> Problem requirements:
Gather up the lines that contain "Dhaka".

> The data:
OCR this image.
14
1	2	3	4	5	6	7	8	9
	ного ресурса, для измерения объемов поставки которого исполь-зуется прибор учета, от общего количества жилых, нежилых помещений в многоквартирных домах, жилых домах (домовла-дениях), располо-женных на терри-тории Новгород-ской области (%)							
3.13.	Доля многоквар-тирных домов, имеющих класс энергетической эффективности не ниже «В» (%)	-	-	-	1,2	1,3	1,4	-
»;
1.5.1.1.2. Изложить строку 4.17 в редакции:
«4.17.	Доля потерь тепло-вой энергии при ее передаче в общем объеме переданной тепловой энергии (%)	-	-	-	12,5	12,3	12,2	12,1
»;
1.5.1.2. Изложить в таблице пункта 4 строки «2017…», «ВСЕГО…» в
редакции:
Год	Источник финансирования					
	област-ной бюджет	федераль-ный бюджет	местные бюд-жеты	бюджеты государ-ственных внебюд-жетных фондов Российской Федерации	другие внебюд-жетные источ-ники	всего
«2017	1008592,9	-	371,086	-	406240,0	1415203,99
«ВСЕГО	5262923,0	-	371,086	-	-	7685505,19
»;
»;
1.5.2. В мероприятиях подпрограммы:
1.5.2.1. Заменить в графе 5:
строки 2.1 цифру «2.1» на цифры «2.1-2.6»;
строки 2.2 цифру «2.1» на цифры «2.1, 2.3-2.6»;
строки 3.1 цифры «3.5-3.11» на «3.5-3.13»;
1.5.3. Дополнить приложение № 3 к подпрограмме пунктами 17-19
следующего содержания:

--

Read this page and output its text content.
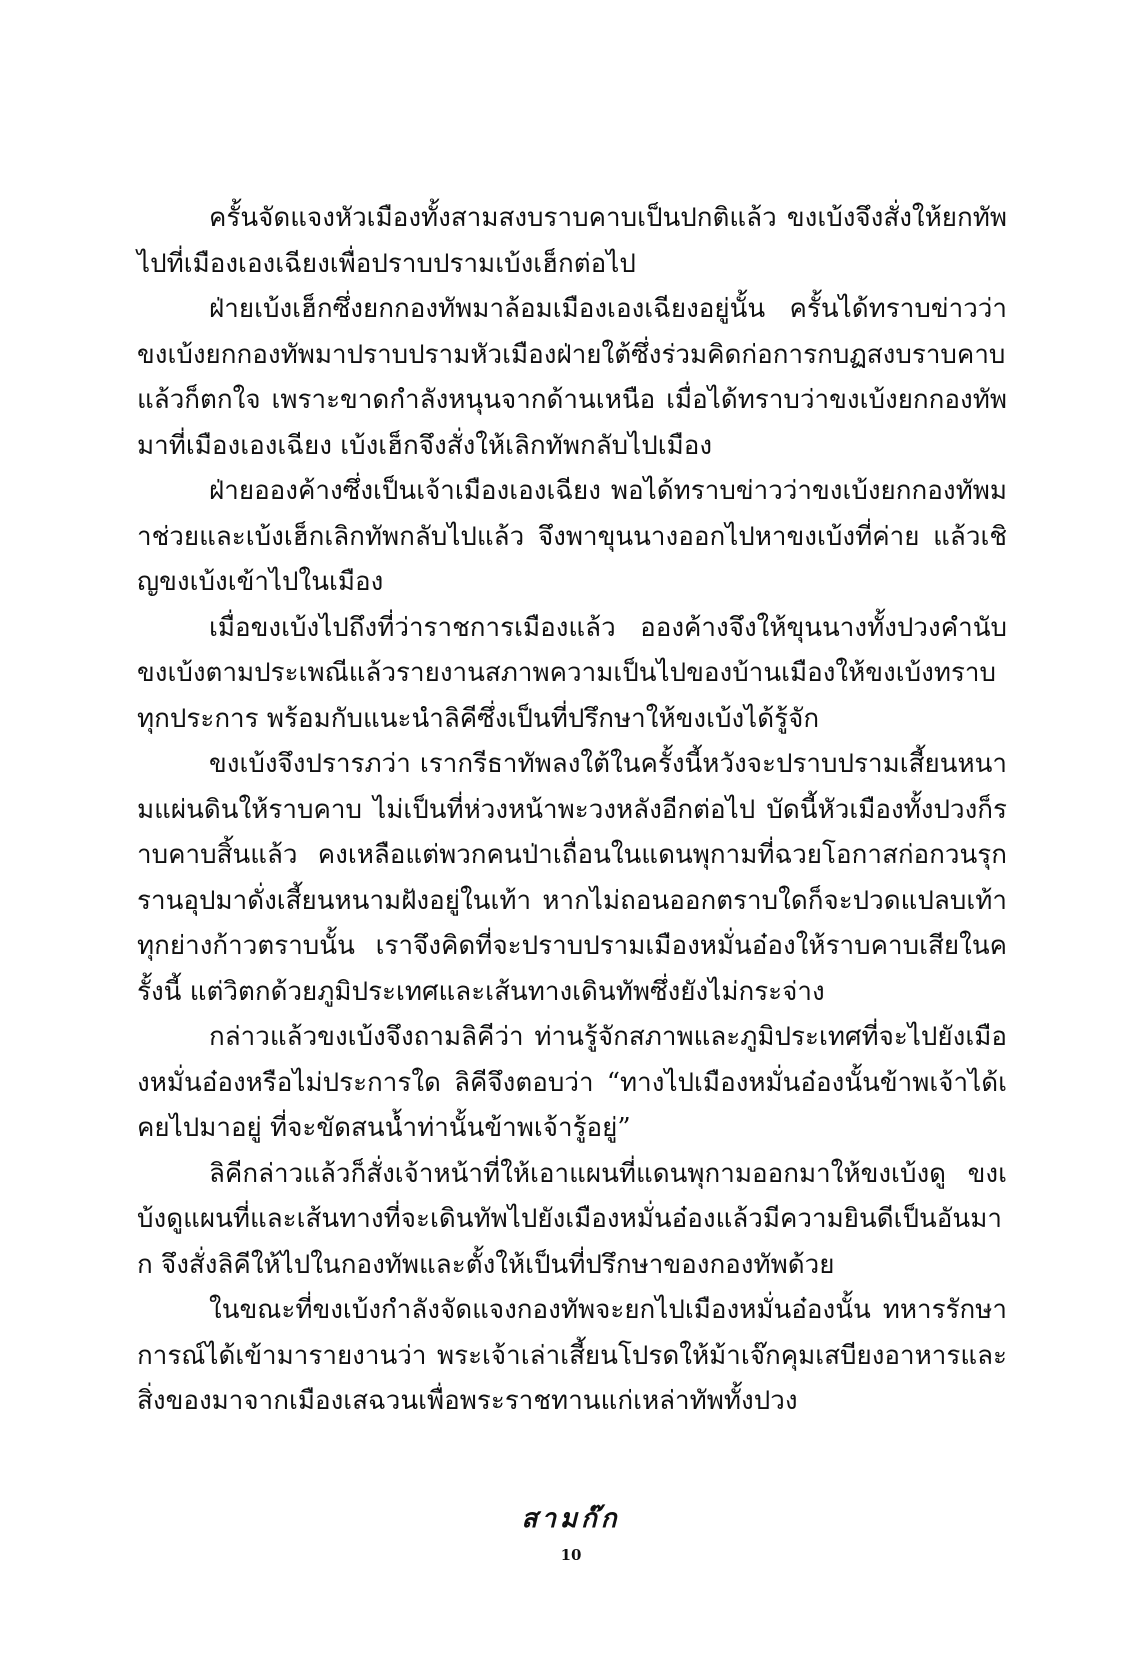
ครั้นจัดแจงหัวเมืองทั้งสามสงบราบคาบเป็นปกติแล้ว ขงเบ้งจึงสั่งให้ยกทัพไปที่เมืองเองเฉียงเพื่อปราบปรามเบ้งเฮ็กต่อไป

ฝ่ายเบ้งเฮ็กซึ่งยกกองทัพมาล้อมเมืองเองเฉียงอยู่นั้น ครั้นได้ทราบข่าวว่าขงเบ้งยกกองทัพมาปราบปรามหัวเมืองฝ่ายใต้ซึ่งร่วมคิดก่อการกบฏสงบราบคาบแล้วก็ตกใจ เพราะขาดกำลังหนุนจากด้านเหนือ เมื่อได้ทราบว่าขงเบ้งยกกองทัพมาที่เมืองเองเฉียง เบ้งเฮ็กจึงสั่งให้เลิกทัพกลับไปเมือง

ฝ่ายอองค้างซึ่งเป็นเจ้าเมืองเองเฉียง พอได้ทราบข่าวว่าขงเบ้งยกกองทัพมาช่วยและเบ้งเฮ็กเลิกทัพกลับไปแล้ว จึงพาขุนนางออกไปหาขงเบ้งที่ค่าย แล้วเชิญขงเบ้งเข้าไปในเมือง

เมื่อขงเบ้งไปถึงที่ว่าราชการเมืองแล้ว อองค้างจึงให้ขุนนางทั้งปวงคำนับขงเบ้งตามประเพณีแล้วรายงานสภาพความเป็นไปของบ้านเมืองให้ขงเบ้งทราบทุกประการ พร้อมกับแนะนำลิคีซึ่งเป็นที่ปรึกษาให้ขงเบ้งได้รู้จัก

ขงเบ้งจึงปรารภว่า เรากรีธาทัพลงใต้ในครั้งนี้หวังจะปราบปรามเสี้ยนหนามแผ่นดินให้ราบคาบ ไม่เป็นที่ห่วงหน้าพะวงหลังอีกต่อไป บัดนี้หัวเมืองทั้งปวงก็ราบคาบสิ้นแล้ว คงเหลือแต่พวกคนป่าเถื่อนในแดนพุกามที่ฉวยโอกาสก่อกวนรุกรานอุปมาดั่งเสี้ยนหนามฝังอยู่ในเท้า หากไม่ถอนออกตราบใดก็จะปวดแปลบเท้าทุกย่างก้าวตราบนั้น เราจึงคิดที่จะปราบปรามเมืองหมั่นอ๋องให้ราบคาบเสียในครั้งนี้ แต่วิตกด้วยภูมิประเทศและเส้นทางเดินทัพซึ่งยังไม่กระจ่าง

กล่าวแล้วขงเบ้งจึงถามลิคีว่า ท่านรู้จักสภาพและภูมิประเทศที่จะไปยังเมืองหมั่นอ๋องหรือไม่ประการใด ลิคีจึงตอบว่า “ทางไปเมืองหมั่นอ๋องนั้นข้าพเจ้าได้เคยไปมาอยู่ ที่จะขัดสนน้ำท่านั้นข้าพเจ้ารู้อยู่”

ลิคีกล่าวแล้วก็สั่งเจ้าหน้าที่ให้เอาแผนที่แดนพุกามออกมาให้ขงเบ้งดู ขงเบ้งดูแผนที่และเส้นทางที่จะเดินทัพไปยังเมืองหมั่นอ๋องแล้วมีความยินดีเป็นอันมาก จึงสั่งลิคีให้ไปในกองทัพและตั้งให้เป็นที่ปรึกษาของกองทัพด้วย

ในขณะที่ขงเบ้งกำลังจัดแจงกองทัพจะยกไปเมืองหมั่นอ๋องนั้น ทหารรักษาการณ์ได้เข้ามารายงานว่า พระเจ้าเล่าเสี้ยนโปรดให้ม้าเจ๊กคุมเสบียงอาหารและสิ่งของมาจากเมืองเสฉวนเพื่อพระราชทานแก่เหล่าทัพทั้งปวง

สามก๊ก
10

--

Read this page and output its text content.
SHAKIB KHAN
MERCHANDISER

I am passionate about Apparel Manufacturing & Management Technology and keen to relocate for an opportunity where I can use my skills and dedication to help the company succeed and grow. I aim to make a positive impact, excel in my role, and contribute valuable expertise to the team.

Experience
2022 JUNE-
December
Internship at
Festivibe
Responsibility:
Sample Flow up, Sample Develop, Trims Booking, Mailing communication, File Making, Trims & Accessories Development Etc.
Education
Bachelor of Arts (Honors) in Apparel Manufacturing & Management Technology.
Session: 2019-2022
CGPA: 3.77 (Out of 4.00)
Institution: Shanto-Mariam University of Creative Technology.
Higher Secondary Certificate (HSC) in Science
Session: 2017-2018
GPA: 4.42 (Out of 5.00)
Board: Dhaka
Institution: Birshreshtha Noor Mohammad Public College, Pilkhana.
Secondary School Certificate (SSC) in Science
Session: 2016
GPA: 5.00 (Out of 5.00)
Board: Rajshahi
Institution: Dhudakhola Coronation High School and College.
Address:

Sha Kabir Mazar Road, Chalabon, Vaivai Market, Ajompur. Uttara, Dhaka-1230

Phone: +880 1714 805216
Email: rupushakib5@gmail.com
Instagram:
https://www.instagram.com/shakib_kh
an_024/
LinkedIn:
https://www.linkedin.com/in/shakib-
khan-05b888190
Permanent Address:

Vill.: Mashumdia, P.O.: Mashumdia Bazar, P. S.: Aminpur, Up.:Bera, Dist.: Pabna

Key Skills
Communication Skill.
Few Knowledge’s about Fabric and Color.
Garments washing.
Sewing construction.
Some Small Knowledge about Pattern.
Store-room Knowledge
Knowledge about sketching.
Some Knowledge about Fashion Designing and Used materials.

> Full answer:
Board: Dhaka
Sha Kabir Mazar Road, Chalabon, Vaivai Market, Ajompur. Uttara, Dhaka-1230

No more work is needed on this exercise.